ENTRIES SHOWN:
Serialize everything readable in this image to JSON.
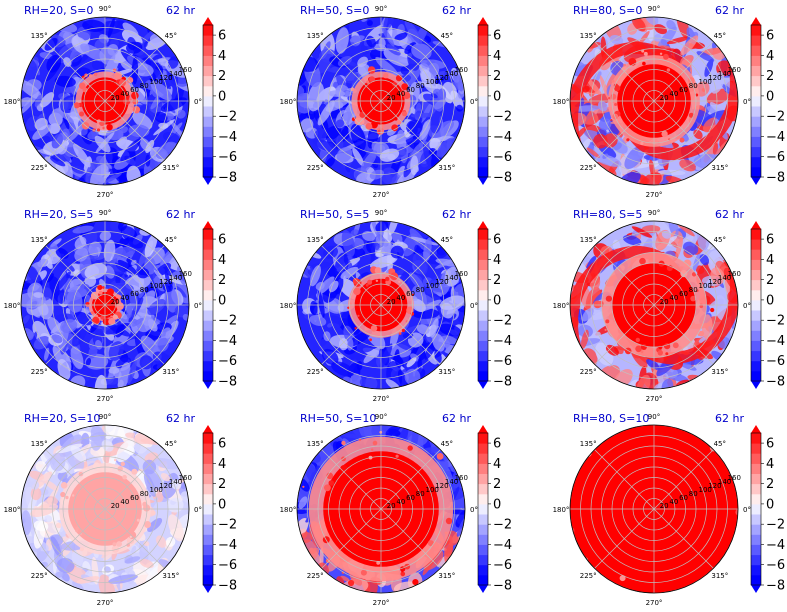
{
  "colors": {
    "title_text": "#0000cc",
    "cold": "#0000ff",
    "neutral": "#ffffff",
    "warm": "#ff0000",
    "grid": "#c0c0c0"
  },
  "chart_data": {
    "type": "polar-contourf",
    "valid_time_label": "62 hr",
    "angle_ticks": [
      "0°",
      "45°",
      "90°",
      "135°",
      "180°",
      "225°",
      "270°",
      "315°"
    ],
    "radial_ticks": [
      "20",
      "40",
      "60",
      "80",
      "100",
      "120",
      "140",
      "160"
    ],
    "colorbar_ticks": [
      "6",
      "4",
      "2",
      "0",
      "−2",
      "−4",
      "−6",
      "−8"
    ],
    "colorbar_range": [
      -8,
      7
    ],
    "colorbar_extend": "both",
    "colormap": "bwr",
    "layout": "3x3",
    "panels": [
      {
        "title": "RH=20, S=0",
        "valid": "62 hr",
        "core_radius_km": 45,
        "core_sign": "warm",
        "environment": "cold",
        "spiral": false
      },
      {
        "title": "RH=50, S=0",
        "valid": "62 hr",
        "core_radius_km": 45,
        "core_sign": "warm",
        "environment": "cold",
        "spiral": false
      },
      {
        "title": "RH=80, S=0",
        "valid": "62 hr",
        "core_radius_km": 70,
        "core_sign": "warm",
        "environment": "mixed",
        "spiral": true
      },
      {
        "title": "RH=20, S=5",
        "valid": "62 hr",
        "core_radius_km": 25,
        "core_sign": "warm",
        "environment": "cold",
        "spiral": false
      },
      {
        "title": "RH=50, S=5",
        "valid": "62 hr",
        "core_radius_km": 50,
        "core_sign": "warm",
        "environment": "cold",
        "spiral": false
      },
      {
        "title": "RH=80, S=5",
        "valid": "62 hr",
        "core_radius_km": 80,
        "core_sign": "warm",
        "environment": "mixed",
        "spiral": true
      },
      {
        "title": "RH=20, S=10",
        "valid": "62 hr",
        "core_radius_km": 70,
        "core_sign": "weak-warm",
        "environment": "weak",
        "spiral": false
      },
      {
        "title": "RH=50, S=10",
        "valid": "62 hr",
        "core_radius_km": 110,
        "core_sign": "warm",
        "environment": "cold-north",
        "spiral": false
      },
      {
        "title": "RH=80, S=10",
        "valid": "62 hr",
        "core_radius_km": 160,
        "core_sign": "warm",
        "environment": "warm",
        "spiral": false
      }
    ]
  }
}
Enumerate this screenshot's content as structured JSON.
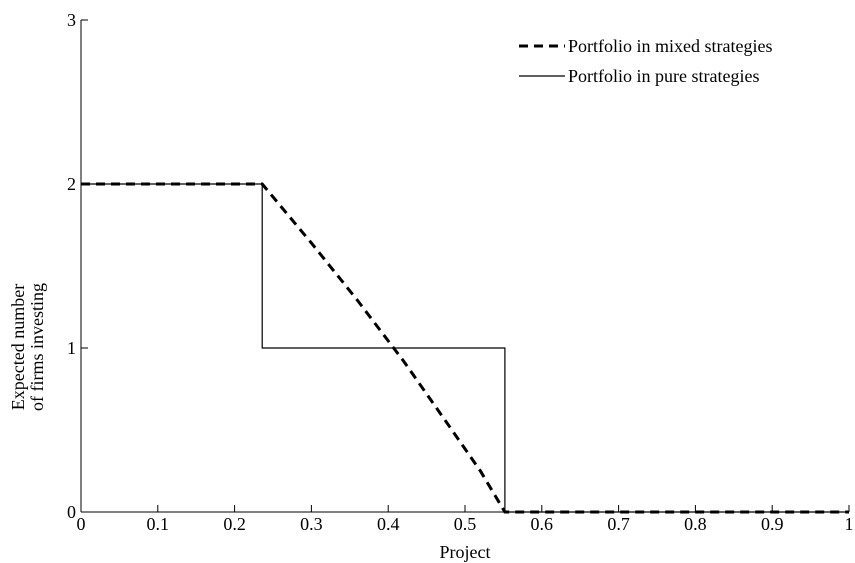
{
  "chart_data": {
    "type": "line",
    "xlabel": "Project",
    "ylabel_lines": [
      "Expected number",
      "of firms investing"
    ],
    "xlim": [
      0,
      1
    ],
    "ylim": [
      0,
      3
    ],
    "x_ticks": [
      0,
      0.1,
      0.2,
      0.3,
      0.4,
      0.5,
      0.6,
      0.7,
      0.8,
      0.9,
      1
    ],
    "x_tick_labels": [
      "0",
      "0.1",
      "0.2",
      "0.3",
      "0.4",
      "0.5",
      "0.6",
      "0.7",
      "0.8",
      "0.9",
      "1"
    ],
    "y_ticks": [
      0,
      1,
      2,
      3
    ],
    "y_tick_labels": [
      "0",
      "1",
      "2",
      "3"
    ],
    "grid": false,
    "legend_position": "top-right",
    "series": [
      {
        "name": "Portfolio in mixed strategies",
        "style": "dashed",
        "color": "#000000",
        "x": [
          0,
          0.236,
          0.3,
          0.36,
          0.42,
          0.48,
          0.52,
          0.552,
          1
        ],
        "y": [
          2,
          2,
          1.64,
          1.29,
          0.92,
          0.52,
          0.25,
          0,
          0
        ]
      },
      {
        "name": "Portfolio in pure strategies",
        "style": "solid",
        "color": "#000000",
        "x": [
          0,
          0.236,
          0.236,
          0.552,
          0.552,
          1
        ],
        "y": [
          2,
          2,
          1,
          1,
          0,
          0
        ]
      }
    ]
  }
}
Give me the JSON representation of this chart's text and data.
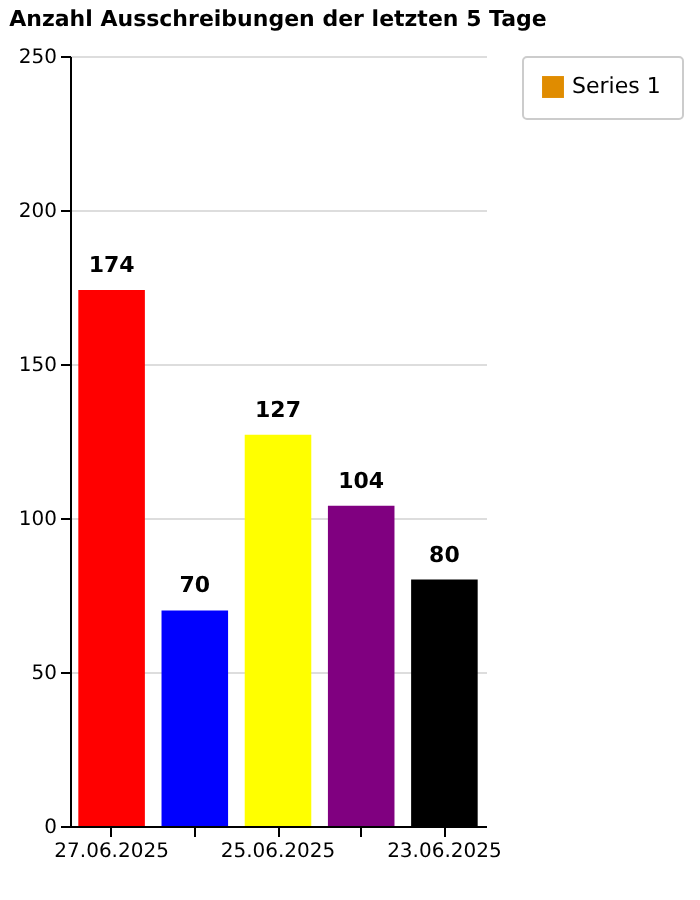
{
  "chart_data": {
    "type": "bar",
    "title": "Anzahl Ausschreibungen der letzten 5 Tage",
    "categories": [
      "27.06.2025",
      null,
      "25.06.2025",
      null,
      "23.06.2025"
    ],
    "series": [
      {
        "name": "Series 1",
        "color": "#e08c00",
        "colors": [
          "#ff0000",
          "#0000ff",
          "#ffff00",
          "#800080",
          "#000000"
        ],
        "values": [
          174,
          70,
          127,
          104,
          80
        ]
      }
    ],
    "ylim": [
      0,
      250
    ],
    "yticks": [
      0,
      50,
      100,
      150,
      200,
      250
    ],
    "grid": "y",
    "legend": "top right",
    "data_labels": true
  }
}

OBJECTIVE:
Extract the lines beginning with the one that contains "Give me the" and ending with the last line of the listing. Keep them exact and drop the pictures.

CORRECT ANSWER:
Give me the JSON representation of this chart's text and data.
{
  "chart_data": {
    "type": "bar",
    "title": "Anzahl Ausschreibungen der letzten 5 Tage",
    "categories": [
      "27.06.2025",
      null,
      "25.06.2025",
      null,
      "23.06.2025"
    ],
    "series": [
      {
        "name": "Series 1",
        "color": "#e08c00",
        "colors": [
          "#ff0000",
          "#0000ff",
          "#ffff00",
          "#800080",
          "#000000"
        ],
        "values": [
          174,
          70,
          127,
          104,
          80
        ]
      }
    ],
    "ylim": [
      0,
      250
    ],
    "yticks": [
      0,
      50,
      100,
      150,
      200,
      250
    ],
    "grid": "y",
    "legend": "top right",
    "data_labels": true
  }
}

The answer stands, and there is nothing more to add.